- **Aim of the exercise**: Select all lines in the records that include "avoid".
================
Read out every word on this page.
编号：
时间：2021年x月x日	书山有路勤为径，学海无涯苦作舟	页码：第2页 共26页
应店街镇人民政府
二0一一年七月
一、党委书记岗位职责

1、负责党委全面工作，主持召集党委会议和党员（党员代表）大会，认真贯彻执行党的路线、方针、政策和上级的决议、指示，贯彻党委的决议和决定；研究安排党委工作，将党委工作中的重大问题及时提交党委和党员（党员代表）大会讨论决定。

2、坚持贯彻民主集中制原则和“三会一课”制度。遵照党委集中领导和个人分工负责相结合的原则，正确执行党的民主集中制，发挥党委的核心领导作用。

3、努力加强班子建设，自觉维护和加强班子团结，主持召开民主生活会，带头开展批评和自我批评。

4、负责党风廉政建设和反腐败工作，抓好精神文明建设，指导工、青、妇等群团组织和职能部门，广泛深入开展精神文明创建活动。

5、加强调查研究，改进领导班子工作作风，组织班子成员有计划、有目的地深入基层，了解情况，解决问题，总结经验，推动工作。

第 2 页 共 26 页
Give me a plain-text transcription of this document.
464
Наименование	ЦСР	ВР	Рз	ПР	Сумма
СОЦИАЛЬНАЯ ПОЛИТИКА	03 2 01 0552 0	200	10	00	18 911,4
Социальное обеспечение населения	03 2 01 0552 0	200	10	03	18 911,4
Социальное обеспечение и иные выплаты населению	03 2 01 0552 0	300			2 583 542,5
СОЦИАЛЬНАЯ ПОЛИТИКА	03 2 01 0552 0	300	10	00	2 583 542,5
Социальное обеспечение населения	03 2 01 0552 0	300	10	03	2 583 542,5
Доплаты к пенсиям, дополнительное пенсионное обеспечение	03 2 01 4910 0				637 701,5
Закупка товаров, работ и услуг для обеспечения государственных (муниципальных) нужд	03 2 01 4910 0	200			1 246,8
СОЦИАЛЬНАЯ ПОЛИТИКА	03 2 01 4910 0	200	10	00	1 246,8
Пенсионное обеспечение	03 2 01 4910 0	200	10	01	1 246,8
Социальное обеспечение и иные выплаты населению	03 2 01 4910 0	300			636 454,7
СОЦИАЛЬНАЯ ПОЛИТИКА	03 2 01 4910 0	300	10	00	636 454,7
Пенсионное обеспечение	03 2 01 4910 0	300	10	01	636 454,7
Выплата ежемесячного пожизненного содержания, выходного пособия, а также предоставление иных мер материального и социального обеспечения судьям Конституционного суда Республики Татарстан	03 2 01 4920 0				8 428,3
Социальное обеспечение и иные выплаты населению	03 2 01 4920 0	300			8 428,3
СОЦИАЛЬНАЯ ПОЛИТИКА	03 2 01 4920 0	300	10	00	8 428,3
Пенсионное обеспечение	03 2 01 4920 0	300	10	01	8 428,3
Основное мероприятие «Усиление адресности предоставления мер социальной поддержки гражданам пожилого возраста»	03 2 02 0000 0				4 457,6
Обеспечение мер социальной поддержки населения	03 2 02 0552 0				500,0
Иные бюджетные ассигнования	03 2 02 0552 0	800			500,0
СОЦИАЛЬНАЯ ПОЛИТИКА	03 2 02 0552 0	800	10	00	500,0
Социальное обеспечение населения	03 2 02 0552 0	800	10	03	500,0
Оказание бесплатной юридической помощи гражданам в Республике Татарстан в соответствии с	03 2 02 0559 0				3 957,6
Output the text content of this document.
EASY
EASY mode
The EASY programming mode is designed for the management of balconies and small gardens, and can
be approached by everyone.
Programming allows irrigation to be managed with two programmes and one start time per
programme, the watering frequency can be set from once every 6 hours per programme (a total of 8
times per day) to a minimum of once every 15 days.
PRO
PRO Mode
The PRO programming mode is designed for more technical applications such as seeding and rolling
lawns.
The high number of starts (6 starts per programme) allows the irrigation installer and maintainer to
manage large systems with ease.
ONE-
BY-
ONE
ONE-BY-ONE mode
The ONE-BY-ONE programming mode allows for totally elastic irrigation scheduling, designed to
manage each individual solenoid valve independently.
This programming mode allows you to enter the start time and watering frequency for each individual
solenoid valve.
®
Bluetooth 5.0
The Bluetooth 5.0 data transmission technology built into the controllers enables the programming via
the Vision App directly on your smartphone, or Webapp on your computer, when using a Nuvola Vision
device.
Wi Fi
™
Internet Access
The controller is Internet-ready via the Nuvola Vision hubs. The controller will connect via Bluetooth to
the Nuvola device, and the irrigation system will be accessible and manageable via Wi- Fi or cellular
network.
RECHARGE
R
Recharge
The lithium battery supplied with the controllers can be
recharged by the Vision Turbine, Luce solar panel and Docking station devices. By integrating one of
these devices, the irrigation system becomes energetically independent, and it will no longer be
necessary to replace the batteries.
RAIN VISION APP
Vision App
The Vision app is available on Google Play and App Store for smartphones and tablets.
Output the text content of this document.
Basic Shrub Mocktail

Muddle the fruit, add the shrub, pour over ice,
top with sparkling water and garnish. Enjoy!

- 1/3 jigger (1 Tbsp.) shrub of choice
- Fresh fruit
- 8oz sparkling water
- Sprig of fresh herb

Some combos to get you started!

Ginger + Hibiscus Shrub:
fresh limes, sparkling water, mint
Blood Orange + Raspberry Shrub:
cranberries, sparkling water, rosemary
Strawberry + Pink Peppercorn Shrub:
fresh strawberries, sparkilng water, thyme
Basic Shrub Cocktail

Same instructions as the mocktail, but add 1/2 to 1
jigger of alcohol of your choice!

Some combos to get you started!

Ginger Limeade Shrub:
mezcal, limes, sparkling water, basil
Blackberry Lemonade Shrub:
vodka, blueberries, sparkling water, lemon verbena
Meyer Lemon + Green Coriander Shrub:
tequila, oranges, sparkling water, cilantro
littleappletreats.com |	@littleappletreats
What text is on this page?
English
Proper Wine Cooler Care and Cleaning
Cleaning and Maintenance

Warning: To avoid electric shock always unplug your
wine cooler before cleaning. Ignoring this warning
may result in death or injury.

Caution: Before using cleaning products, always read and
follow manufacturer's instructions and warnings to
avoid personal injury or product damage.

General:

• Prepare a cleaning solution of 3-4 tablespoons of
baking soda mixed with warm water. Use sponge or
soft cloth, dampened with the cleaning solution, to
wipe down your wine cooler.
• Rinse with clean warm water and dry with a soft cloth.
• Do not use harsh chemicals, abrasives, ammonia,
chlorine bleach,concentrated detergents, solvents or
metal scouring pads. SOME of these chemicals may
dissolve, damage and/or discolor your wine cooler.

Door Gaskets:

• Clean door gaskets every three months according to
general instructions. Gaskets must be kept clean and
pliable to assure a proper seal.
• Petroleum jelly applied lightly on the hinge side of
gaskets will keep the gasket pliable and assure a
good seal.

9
================
- **Task answer**:
Warning: To avoid electric shock always unplug your
avoid personal injury or product damage.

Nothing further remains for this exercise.